→ Exercise: The listing below is the input. Say how many of its lines contain "الله", giving the number alone.

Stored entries
↓
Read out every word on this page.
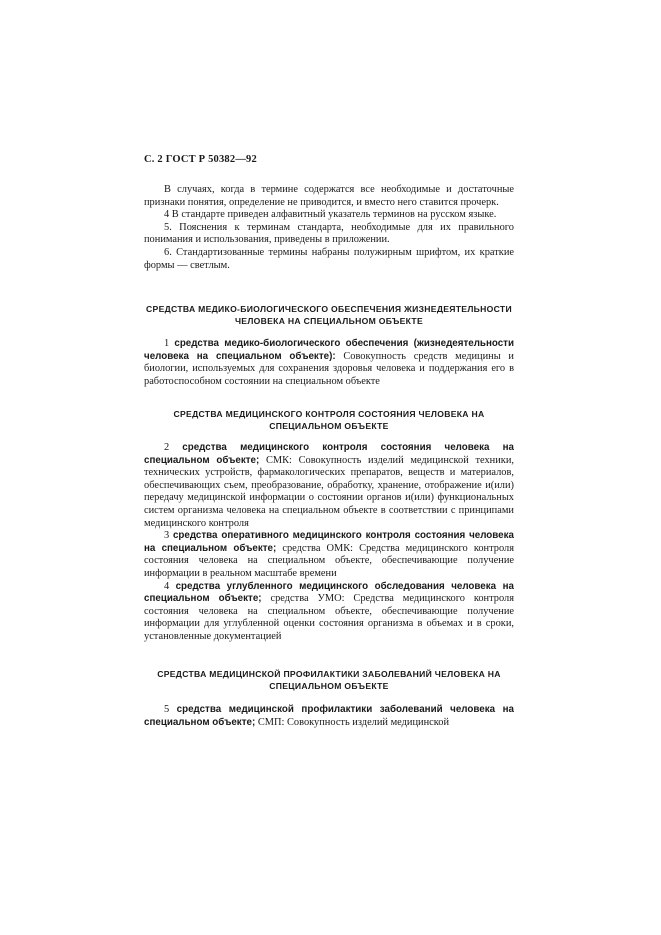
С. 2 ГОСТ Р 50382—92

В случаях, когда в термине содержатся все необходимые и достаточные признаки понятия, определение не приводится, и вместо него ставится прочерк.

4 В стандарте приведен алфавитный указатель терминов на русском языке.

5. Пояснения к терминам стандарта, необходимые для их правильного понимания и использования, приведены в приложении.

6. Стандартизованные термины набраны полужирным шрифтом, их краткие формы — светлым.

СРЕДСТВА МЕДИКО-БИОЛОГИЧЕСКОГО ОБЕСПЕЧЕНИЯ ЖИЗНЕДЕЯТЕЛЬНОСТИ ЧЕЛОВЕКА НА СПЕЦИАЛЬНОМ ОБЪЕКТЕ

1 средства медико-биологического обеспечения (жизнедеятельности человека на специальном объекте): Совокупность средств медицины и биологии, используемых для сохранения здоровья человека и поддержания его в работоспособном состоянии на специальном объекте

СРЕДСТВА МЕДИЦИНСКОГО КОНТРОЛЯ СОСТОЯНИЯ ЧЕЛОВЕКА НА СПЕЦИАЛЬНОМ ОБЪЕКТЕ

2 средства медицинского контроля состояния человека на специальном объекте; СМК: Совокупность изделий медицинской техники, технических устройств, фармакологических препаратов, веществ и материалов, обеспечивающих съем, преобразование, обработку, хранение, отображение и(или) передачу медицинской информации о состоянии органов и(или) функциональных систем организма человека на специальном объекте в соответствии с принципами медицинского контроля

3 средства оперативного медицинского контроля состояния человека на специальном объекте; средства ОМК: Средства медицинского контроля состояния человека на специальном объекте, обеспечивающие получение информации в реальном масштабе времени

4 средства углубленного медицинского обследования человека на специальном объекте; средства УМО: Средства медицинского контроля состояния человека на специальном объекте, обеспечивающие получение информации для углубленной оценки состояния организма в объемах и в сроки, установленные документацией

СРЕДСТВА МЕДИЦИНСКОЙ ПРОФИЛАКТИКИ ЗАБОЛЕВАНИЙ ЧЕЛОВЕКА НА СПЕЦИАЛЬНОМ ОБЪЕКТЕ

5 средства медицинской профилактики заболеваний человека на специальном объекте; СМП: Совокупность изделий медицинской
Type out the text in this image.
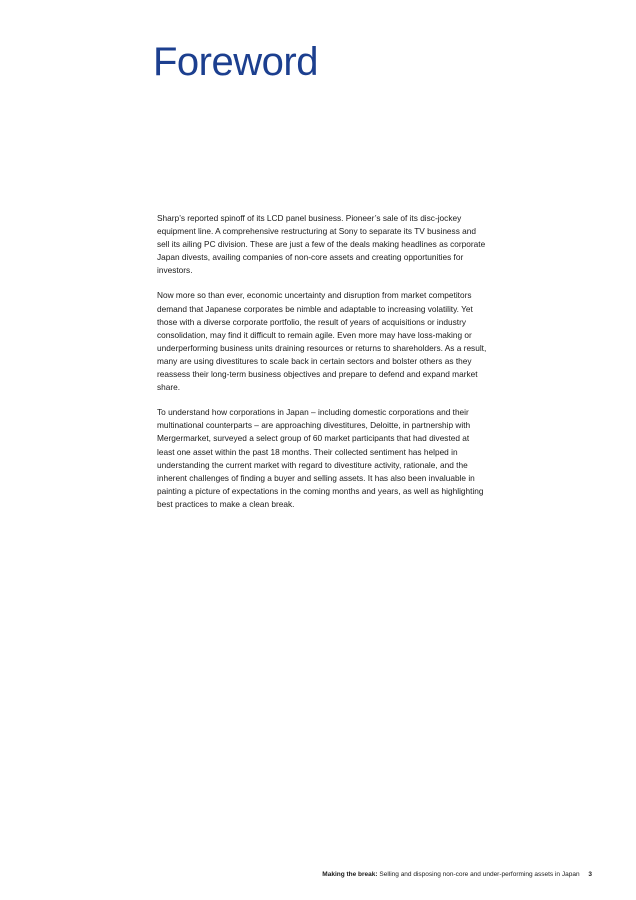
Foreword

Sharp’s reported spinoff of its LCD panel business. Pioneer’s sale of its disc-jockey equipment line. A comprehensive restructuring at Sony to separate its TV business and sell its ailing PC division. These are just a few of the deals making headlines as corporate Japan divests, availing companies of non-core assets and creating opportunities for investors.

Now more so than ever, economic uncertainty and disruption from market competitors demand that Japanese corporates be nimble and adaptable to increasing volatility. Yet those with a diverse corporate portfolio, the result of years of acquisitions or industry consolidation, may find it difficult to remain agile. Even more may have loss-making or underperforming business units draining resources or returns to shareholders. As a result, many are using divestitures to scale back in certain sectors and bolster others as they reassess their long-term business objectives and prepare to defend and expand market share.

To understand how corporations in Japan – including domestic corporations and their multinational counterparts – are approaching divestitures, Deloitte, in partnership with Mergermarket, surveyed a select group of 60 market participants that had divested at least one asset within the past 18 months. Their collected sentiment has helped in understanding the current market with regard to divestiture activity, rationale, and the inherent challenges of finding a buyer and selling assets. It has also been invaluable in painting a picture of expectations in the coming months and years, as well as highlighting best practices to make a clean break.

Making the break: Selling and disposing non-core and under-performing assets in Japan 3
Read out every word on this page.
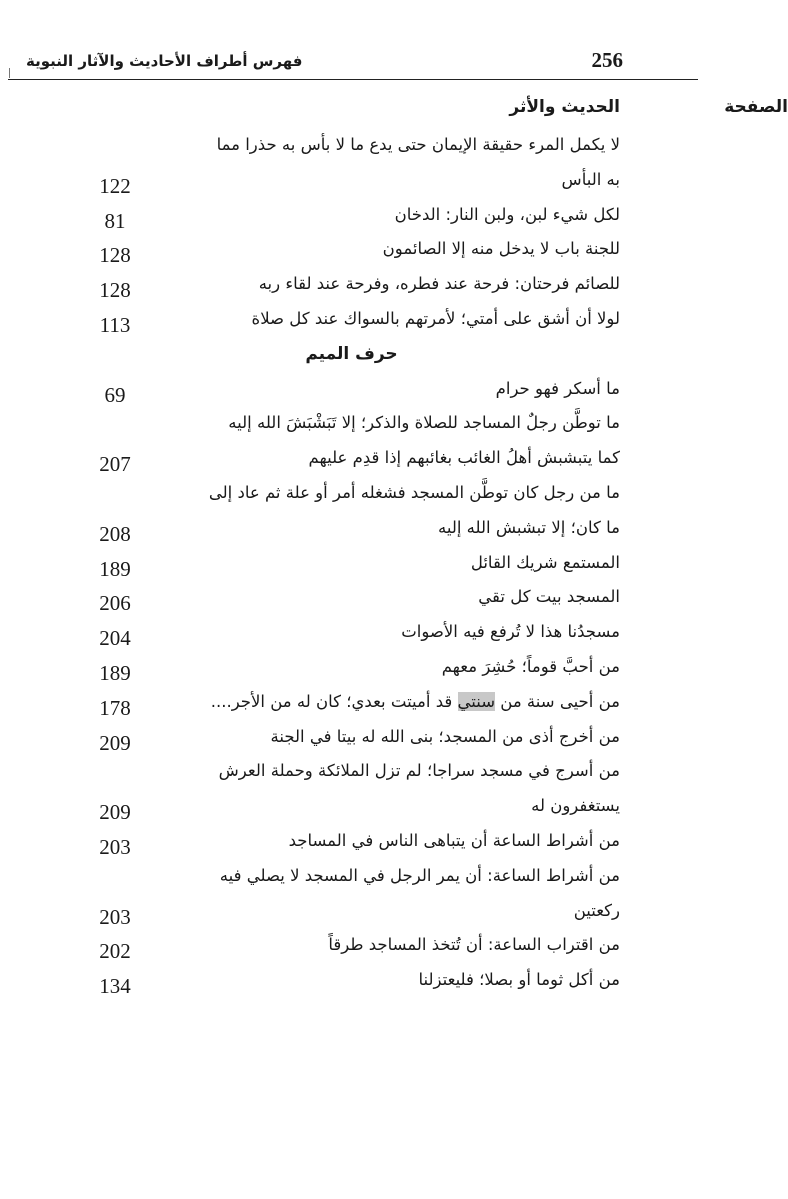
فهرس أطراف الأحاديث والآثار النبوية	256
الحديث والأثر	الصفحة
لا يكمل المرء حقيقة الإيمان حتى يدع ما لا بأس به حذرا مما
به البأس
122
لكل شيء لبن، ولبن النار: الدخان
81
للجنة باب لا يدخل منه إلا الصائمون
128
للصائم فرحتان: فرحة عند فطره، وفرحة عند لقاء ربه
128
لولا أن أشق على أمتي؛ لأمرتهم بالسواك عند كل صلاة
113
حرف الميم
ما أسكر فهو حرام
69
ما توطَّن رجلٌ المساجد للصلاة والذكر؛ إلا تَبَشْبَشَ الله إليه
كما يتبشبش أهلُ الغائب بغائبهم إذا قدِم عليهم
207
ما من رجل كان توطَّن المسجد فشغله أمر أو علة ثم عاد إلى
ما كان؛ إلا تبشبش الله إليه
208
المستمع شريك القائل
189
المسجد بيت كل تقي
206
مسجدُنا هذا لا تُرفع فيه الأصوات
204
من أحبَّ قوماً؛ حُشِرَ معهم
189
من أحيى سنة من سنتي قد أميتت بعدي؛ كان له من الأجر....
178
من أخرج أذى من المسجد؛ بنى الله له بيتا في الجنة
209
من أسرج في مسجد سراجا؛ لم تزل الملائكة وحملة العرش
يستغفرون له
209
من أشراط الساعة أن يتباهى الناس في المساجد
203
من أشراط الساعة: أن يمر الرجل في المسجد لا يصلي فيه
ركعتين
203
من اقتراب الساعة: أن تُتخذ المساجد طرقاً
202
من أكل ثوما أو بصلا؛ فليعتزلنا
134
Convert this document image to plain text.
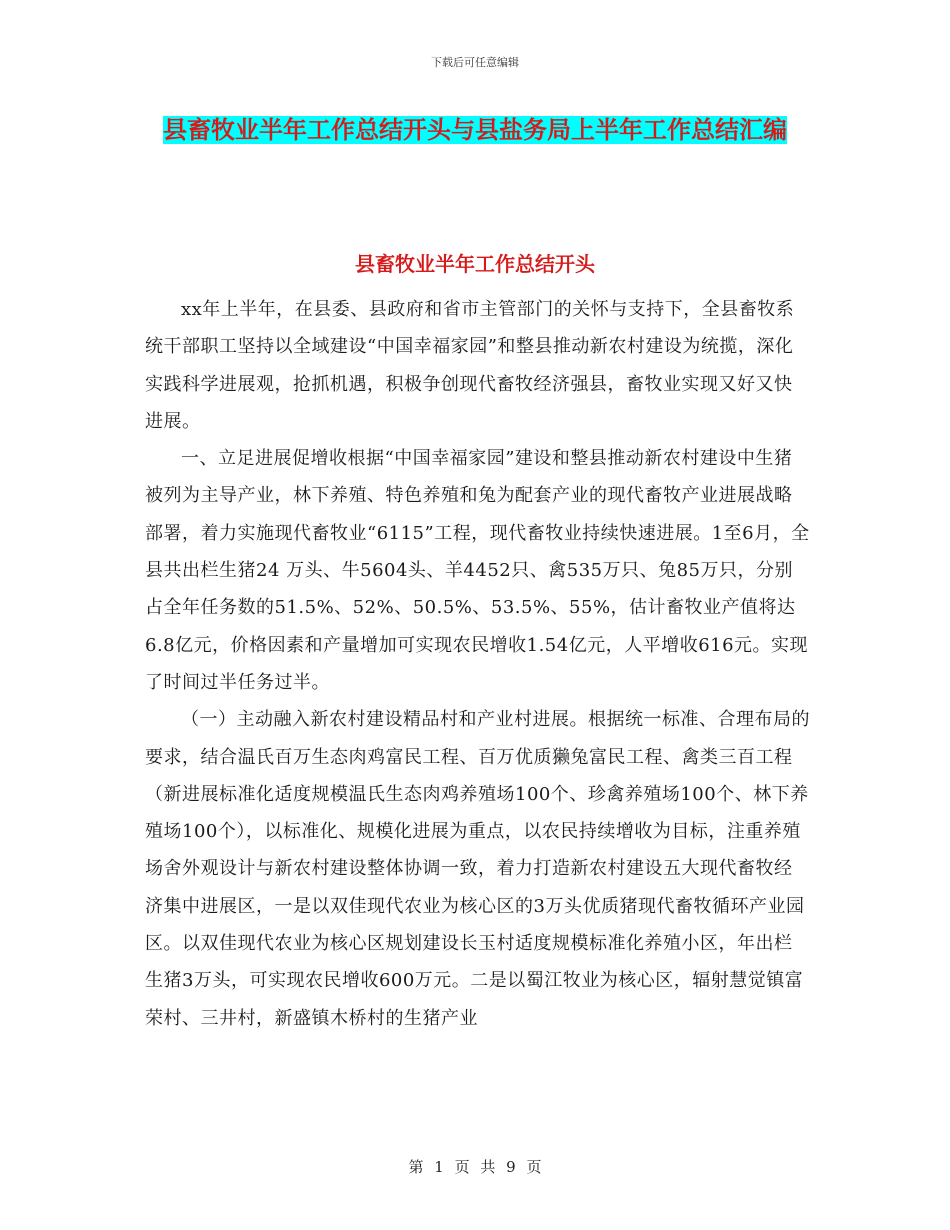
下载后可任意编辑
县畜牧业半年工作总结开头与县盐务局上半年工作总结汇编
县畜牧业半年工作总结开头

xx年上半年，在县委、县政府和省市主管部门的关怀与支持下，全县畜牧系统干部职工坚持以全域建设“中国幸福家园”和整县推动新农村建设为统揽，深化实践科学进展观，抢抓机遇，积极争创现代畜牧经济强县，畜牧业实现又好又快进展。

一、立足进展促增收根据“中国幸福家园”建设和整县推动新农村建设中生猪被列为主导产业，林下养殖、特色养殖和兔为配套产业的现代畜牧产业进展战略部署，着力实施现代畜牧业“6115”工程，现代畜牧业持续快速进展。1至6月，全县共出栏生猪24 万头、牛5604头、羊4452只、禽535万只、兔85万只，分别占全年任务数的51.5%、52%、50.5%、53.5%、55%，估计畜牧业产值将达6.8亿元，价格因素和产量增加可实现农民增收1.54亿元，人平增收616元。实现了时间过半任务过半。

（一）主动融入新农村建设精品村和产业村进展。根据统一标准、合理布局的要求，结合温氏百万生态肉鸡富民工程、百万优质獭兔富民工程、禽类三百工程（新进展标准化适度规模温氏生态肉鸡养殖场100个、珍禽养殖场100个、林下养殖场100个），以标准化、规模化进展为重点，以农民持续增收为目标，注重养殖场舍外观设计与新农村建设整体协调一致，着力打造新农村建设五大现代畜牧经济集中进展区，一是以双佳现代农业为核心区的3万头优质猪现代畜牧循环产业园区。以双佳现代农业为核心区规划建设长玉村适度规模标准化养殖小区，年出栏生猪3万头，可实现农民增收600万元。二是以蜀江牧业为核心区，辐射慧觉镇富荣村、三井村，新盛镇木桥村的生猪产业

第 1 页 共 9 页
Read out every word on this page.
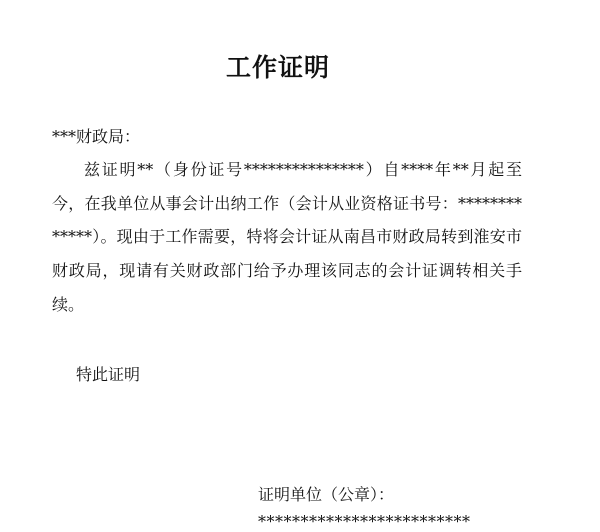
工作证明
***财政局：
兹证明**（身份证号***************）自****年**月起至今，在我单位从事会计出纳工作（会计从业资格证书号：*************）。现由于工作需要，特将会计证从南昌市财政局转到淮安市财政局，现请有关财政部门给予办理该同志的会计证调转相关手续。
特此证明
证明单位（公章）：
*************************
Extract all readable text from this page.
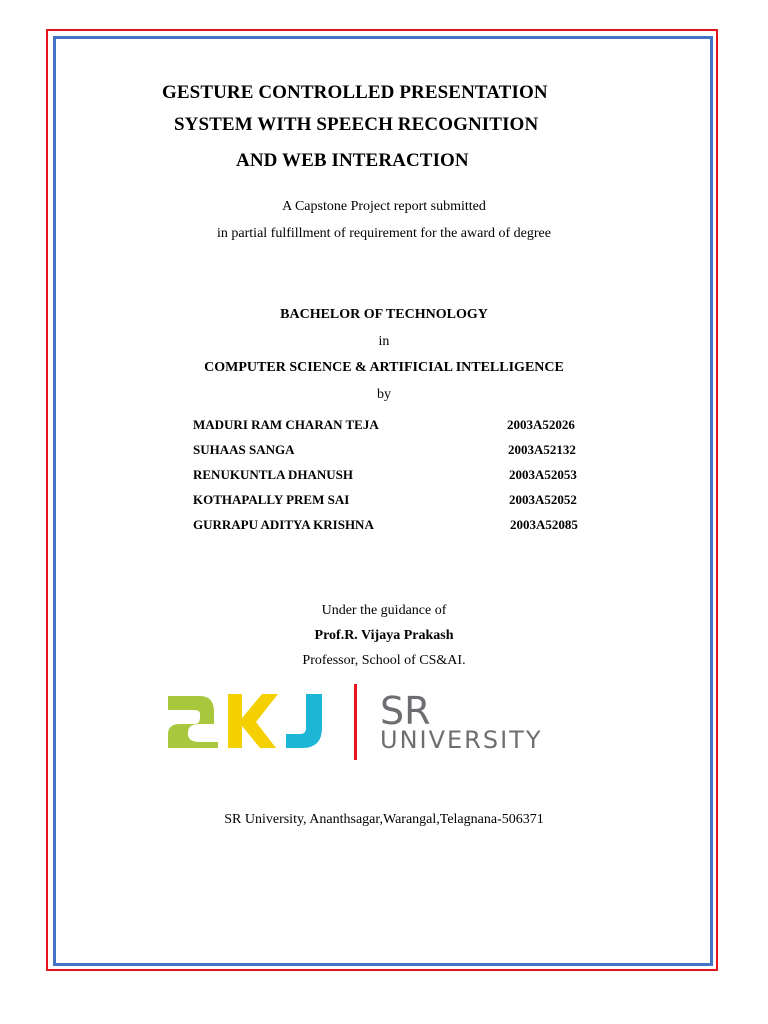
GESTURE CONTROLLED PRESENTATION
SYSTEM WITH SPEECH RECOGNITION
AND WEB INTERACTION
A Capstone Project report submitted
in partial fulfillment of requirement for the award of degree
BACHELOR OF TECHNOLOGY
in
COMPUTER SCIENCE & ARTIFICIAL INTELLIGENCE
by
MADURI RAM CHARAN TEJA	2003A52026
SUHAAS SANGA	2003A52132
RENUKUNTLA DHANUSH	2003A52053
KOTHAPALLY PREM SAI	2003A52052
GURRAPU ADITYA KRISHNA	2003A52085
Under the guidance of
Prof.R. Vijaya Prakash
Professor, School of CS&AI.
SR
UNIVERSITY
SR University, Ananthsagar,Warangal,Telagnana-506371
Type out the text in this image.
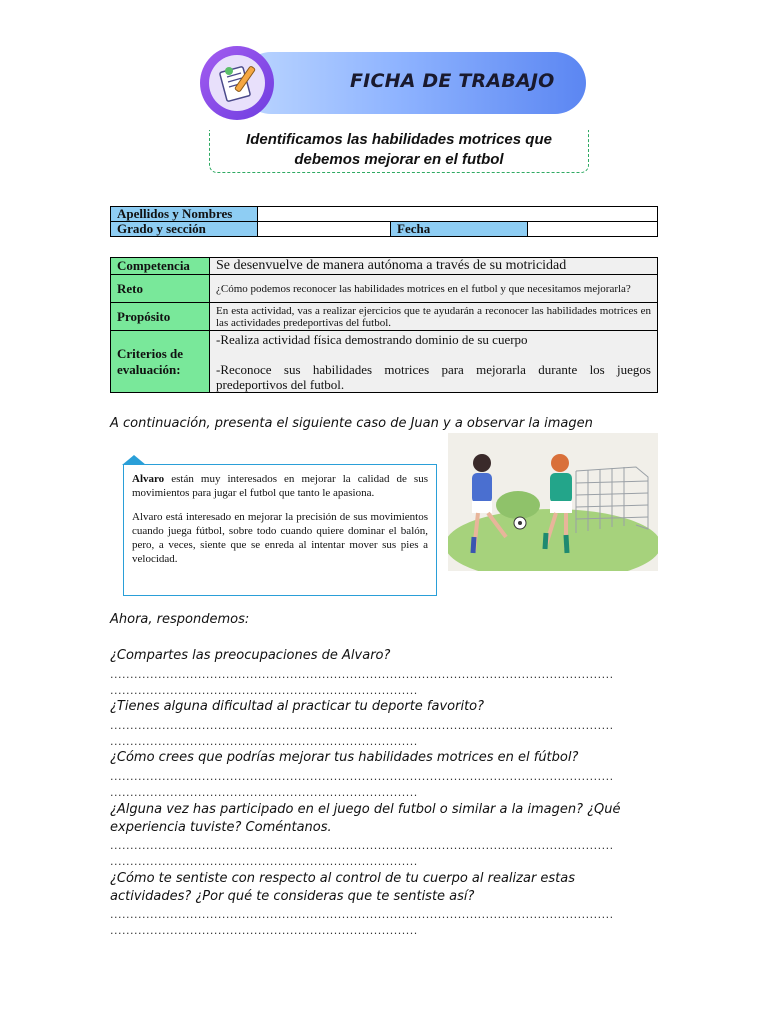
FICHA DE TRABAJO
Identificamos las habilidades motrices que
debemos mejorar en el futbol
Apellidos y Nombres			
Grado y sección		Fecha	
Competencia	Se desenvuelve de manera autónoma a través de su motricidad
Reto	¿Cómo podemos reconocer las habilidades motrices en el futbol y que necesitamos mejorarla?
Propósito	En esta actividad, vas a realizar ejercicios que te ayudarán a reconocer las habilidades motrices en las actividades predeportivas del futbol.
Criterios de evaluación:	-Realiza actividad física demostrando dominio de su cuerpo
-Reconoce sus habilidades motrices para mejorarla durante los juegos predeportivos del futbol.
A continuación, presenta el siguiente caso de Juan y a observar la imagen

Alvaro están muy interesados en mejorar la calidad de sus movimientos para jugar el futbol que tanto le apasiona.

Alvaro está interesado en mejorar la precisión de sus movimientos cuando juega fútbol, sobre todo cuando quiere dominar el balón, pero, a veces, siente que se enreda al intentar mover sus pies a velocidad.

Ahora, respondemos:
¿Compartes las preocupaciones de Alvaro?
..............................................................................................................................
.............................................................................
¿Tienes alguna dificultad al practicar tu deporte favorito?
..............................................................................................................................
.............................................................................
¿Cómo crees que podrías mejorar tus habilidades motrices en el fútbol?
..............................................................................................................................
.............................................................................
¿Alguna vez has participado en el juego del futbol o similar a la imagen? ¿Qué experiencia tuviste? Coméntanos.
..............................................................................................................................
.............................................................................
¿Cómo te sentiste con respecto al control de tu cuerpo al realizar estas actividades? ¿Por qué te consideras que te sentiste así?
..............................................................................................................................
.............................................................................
↑
→ Exercise answer: 3